◆ **AUSGEWÄHLTER AUSZUG**:

* * *

Süddeutsche Zeitung

Porträt eines Spitzenkochs:Wie ein Fleischfan zum Veggie-Sternekoch wurde

Paul Ivić aus Wien ist einer von nur vier vegetarischen Sterneköchen weltweit. Von ihm kann man lernen, dass Ideologie in einer guten Gemüseküche absolut nichts verloren hat.

Von Marten Rolff

Die Geschichte über Paul Ivić beginnt mit einem Widerspruch. Da ist also ein Mann, der überall für die Feinheit seiner Gemüseküche bewundert wird. Ivić ist einer von weltweit nur vier vegetarischen Köchen, die einen Michelin-Stern halten. In seinem Wiener Restaurant "Tian" serviert er so komplexe Gerichte wie fermentiertes Rotkraut mit Petersilienwurzeltatar, Petersilien-Espuma, gereiftem Joghurt und Jus aus geröstetem Rotkraut zu süßer Molke. Oder eine sphärisch zarte Variation vom Kohlrabi - eingelegt, blanchiert, gedünstet, gefüllt; eine sehr klare, frische Vorspeise, bei der die Rübe immer wieder überraschend anders schmeckt.

* * *

◆ **GEGEBENE INFORMATIONEN**:

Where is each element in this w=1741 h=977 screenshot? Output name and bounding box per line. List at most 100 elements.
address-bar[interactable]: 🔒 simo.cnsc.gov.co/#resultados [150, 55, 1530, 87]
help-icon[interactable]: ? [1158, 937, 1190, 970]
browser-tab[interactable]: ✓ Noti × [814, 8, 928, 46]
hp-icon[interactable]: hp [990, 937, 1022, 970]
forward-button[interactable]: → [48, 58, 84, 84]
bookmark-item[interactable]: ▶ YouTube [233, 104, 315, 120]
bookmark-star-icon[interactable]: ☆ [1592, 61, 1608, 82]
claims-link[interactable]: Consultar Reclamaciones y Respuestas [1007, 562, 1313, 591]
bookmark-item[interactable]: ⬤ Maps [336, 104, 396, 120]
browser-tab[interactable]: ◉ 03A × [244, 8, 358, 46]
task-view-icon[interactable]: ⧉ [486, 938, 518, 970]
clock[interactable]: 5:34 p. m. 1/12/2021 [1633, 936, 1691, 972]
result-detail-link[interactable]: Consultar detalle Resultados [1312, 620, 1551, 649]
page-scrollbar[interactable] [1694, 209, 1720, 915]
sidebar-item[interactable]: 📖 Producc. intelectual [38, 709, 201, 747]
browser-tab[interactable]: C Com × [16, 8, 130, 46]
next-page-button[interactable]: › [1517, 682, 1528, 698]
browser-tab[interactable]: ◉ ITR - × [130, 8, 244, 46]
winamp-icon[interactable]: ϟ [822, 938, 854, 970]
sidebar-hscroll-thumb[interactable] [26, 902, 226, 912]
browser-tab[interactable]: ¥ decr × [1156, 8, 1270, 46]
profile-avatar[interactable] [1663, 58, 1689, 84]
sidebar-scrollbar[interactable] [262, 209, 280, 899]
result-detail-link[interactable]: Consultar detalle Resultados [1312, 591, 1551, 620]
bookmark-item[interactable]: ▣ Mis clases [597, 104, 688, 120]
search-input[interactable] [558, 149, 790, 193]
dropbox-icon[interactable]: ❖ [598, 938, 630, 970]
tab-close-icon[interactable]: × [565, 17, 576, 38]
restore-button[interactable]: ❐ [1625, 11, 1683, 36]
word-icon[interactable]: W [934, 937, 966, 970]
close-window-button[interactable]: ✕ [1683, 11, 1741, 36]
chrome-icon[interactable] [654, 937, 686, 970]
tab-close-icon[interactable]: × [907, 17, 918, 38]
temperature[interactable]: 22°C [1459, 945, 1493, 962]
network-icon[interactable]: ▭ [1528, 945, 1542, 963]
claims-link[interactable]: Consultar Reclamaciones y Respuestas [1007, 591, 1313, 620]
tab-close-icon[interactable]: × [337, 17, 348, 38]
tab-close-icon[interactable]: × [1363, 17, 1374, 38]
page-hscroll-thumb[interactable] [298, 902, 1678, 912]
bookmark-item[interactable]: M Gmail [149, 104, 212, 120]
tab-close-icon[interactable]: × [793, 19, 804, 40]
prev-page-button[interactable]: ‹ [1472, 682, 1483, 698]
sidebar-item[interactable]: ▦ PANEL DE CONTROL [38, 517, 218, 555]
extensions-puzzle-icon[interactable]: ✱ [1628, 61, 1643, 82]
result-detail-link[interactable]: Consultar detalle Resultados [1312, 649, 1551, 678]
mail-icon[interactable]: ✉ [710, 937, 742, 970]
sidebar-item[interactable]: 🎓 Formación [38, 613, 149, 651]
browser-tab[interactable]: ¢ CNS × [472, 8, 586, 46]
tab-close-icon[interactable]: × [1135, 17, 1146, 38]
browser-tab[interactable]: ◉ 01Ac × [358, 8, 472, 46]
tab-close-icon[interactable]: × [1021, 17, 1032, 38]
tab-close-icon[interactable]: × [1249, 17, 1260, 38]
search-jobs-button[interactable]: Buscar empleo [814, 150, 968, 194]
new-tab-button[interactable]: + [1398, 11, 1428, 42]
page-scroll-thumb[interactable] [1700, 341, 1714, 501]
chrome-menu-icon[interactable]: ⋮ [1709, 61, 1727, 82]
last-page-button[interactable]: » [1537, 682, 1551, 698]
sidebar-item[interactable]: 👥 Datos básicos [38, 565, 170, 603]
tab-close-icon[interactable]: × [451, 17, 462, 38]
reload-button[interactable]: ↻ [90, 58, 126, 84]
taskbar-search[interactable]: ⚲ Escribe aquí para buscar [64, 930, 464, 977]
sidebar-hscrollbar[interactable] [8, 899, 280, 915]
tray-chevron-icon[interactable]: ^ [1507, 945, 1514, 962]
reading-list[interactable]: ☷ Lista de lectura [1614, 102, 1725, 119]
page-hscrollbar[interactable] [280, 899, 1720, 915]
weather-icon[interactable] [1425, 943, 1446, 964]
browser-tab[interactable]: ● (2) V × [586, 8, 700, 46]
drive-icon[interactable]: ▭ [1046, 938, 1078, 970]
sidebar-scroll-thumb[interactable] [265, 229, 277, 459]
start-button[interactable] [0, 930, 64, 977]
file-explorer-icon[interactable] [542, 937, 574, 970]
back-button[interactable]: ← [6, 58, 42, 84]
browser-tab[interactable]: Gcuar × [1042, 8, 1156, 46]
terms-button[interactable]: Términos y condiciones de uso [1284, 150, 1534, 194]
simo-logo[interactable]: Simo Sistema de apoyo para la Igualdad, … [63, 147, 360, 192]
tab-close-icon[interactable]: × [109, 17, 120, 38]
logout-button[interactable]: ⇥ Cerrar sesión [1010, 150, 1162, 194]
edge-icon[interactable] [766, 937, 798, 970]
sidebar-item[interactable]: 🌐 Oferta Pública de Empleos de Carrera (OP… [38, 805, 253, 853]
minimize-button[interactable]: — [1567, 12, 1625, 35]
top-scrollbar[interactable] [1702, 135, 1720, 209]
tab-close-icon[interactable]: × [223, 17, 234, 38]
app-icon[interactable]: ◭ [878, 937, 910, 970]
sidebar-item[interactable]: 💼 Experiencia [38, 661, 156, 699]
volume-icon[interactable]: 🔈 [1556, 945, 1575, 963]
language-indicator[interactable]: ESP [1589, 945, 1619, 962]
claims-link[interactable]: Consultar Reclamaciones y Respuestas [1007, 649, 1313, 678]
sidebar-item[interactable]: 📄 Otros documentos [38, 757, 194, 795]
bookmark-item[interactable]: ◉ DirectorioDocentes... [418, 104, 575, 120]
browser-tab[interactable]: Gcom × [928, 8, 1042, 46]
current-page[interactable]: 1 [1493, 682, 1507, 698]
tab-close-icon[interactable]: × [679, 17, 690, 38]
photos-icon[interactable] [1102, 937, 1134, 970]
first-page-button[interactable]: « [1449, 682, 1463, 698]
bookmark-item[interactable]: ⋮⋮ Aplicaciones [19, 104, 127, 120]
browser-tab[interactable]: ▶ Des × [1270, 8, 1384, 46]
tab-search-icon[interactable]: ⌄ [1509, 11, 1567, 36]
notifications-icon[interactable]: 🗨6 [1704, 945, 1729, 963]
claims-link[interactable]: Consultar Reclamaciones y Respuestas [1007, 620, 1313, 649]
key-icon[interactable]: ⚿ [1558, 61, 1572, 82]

* * *

Schreib das Porträt über den Wiener Sternekoch Paul Ivić im Anschluss an seinen letzten Satz weiter.

◆ **ANTWORT**:
Und dann erzählt dieser Gemüse-Pionier, wie glücklich es ihn mache, dass der Papa ihm regelmäßig Tiroler Speck nach Wien schickt. Dass er am liebsten Speckknödel von Mama isst. Auch kocht Ivić zu Silvester gern für sein gesamtes Team - immer klassische Bratengerichte, es ist ein Ritual. Da stellt sich natürlich die Frage, warum ausgerechnet ein Fleischfan zum Vordenker der fleischlosen Küche wurde.

Es ist eine Frage, die direkt ins Zentrum von Ivić' Arbeitsweise führt. Und zur Antwort gehört auch, dass er findet, es sei eine Frage, die sich eigentlich gar nicht stellen dürfte. Ideologie ist dem Koch ein Gräuel, vor allem beim Essen. "In der Küche zählt allein der Geschmack", erklärt er.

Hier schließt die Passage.